Determine how many lines contain the string "JSON", then reply with that figure only.

— Start Supplied entries —

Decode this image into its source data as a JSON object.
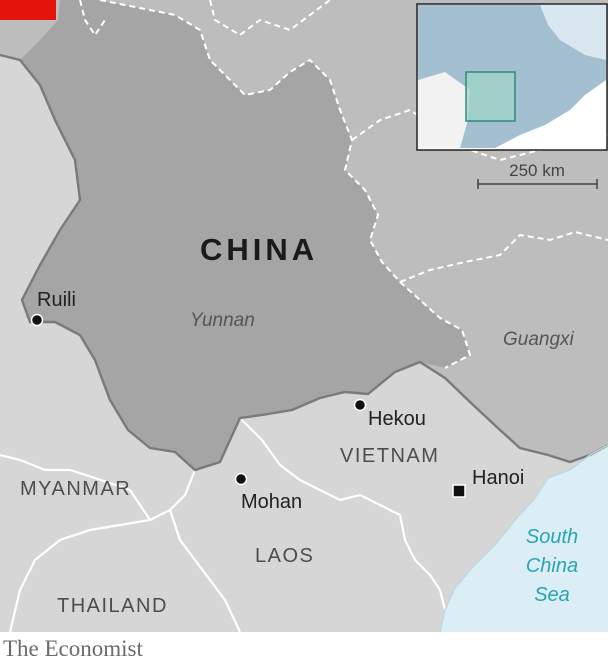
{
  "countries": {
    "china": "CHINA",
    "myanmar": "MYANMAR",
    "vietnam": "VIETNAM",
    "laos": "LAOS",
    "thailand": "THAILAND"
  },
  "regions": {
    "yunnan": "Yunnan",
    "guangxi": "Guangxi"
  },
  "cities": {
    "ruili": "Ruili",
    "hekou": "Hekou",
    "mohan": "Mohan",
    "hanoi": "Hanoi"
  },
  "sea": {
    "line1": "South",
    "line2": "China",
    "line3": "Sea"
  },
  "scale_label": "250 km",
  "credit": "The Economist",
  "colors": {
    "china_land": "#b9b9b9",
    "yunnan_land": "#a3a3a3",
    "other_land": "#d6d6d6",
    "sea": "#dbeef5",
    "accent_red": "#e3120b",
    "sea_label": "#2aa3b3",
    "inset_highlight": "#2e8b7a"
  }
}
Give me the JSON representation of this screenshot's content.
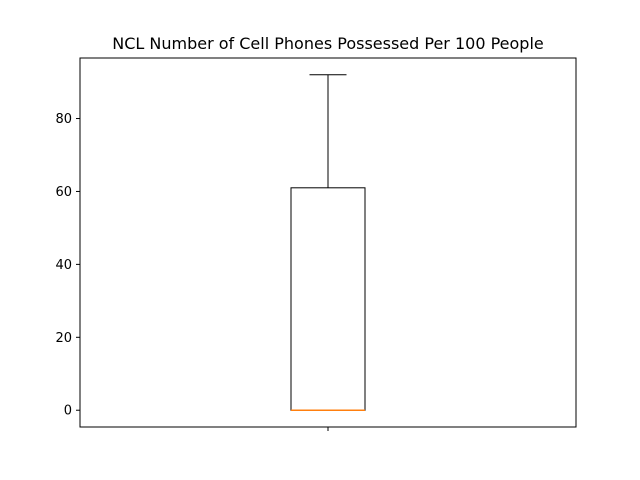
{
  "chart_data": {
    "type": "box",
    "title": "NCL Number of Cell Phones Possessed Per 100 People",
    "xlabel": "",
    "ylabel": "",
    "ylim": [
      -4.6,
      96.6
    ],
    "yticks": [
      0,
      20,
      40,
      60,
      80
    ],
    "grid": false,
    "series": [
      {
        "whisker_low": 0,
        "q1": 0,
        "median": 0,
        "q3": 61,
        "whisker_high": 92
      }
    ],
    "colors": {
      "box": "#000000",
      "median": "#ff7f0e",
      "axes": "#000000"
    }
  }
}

— End Supplied entries —
— Start Supplied entries —

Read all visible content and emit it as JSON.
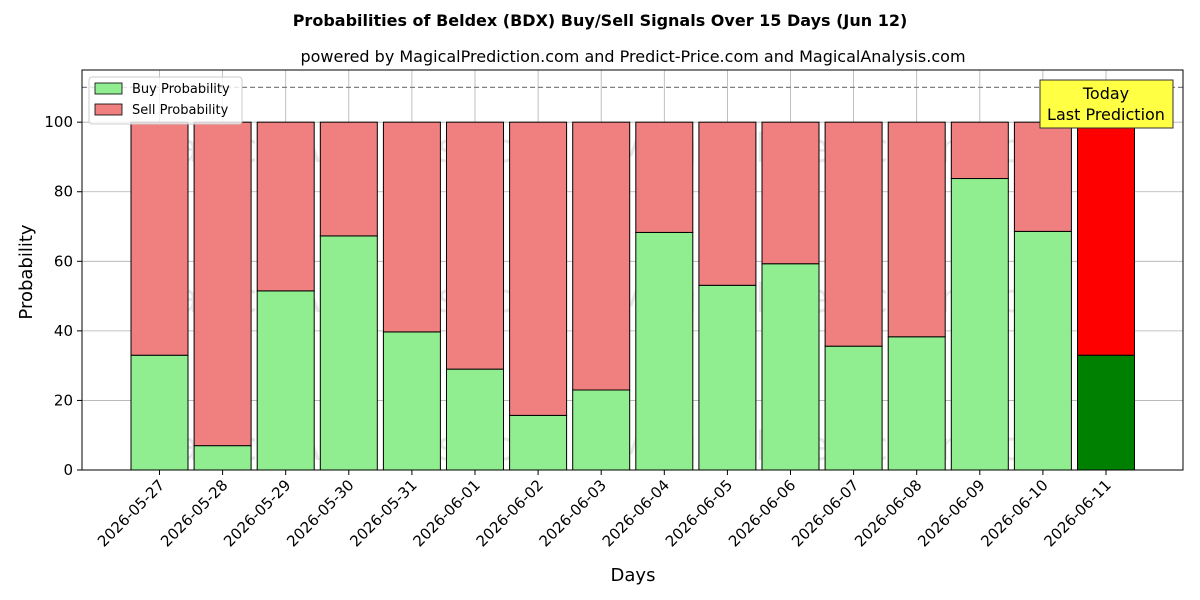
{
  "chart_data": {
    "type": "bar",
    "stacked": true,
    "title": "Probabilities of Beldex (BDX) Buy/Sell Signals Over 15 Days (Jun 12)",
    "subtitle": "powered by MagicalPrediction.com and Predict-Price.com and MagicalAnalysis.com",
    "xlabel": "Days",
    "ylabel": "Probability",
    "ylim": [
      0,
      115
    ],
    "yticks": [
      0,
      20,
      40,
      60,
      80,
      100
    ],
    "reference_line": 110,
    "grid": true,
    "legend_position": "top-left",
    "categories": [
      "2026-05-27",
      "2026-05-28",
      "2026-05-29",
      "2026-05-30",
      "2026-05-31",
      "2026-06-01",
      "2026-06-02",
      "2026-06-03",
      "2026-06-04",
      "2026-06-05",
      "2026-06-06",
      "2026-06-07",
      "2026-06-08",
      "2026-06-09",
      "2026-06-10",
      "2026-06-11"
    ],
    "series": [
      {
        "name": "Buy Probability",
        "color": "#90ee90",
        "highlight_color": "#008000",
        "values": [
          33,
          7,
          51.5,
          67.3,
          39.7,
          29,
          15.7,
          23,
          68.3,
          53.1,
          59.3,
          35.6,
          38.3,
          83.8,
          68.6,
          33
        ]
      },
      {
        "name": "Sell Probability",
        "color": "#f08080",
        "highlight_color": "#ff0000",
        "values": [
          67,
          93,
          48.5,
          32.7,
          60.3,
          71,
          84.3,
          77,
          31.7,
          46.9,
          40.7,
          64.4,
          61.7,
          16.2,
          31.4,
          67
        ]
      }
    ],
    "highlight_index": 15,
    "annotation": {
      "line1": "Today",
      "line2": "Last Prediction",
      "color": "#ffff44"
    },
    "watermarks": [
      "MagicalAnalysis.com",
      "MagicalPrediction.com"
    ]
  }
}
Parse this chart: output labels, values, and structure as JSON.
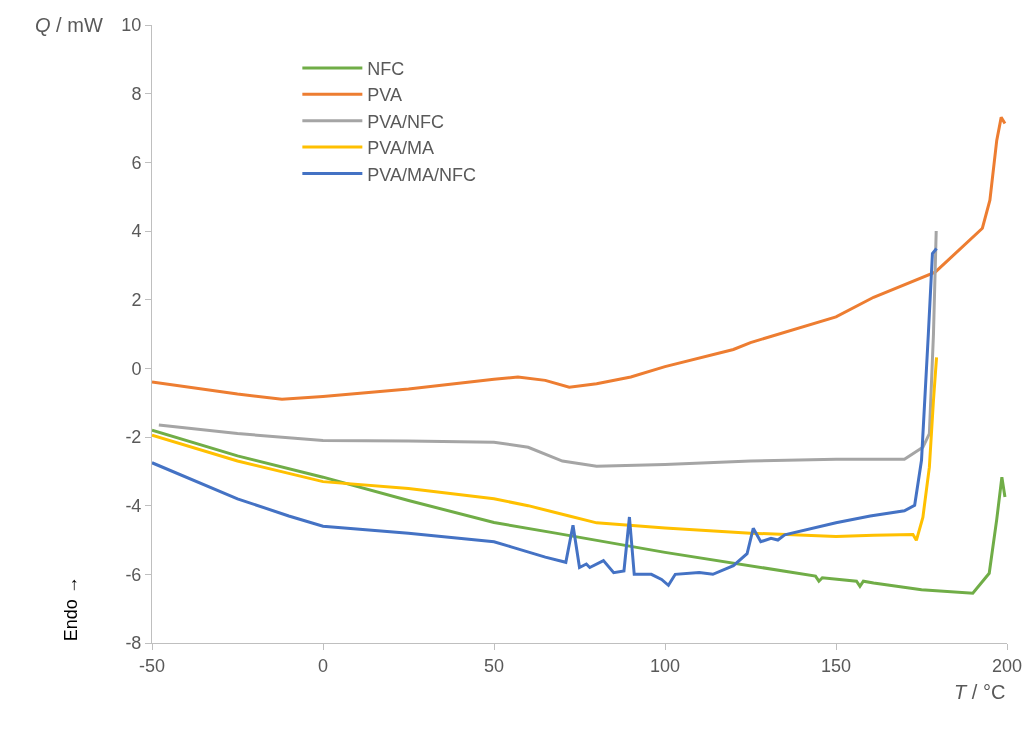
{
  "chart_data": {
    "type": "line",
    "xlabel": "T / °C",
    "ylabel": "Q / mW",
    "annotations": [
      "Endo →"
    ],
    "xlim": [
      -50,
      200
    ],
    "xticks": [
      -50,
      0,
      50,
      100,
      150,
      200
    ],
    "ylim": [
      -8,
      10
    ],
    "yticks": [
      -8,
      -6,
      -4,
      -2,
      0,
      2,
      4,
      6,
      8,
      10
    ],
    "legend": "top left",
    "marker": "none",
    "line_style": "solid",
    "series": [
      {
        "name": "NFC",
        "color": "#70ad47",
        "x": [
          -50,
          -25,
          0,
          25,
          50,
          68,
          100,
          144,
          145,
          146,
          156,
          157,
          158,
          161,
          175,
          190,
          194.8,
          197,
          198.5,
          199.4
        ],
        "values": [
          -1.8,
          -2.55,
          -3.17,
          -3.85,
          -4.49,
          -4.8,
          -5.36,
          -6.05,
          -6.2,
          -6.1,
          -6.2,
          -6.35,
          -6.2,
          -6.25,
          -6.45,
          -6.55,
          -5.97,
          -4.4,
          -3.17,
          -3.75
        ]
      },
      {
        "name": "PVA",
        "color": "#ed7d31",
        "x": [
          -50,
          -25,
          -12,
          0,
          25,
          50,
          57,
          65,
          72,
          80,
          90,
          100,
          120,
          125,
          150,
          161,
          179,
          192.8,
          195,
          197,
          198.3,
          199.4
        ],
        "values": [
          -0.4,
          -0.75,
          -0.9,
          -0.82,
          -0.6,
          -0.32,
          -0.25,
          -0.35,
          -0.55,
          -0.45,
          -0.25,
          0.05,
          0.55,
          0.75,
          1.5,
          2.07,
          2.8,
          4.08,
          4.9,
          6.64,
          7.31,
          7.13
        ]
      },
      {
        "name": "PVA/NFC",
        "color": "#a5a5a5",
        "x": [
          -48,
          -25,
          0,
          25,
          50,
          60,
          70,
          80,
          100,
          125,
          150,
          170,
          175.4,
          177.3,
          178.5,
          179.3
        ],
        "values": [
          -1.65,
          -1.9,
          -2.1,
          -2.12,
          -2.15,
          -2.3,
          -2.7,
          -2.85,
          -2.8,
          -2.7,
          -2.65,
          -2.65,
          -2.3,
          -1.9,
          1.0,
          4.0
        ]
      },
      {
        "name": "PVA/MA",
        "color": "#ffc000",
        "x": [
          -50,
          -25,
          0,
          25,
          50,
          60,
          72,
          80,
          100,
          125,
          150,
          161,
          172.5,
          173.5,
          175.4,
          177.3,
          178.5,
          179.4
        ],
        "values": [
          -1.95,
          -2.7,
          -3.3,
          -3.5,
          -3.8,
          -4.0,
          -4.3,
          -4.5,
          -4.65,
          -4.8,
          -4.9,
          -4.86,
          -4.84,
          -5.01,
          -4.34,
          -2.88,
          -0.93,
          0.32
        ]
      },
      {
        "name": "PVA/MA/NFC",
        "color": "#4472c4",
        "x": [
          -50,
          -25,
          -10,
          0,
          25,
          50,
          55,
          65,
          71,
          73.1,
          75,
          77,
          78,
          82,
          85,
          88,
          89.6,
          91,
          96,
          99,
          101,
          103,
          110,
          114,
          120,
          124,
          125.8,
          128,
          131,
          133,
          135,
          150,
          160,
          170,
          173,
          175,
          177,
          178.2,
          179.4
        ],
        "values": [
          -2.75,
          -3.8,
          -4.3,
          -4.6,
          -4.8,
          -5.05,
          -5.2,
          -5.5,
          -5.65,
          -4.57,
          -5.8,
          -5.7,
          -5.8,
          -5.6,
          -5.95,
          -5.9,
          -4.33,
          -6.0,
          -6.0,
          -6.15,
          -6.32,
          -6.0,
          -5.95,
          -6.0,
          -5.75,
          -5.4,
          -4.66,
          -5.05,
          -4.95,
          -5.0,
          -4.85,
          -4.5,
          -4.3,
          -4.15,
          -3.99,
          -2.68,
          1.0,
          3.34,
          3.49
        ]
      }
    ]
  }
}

— End Supplied entries —

§ Answer to this problem:
4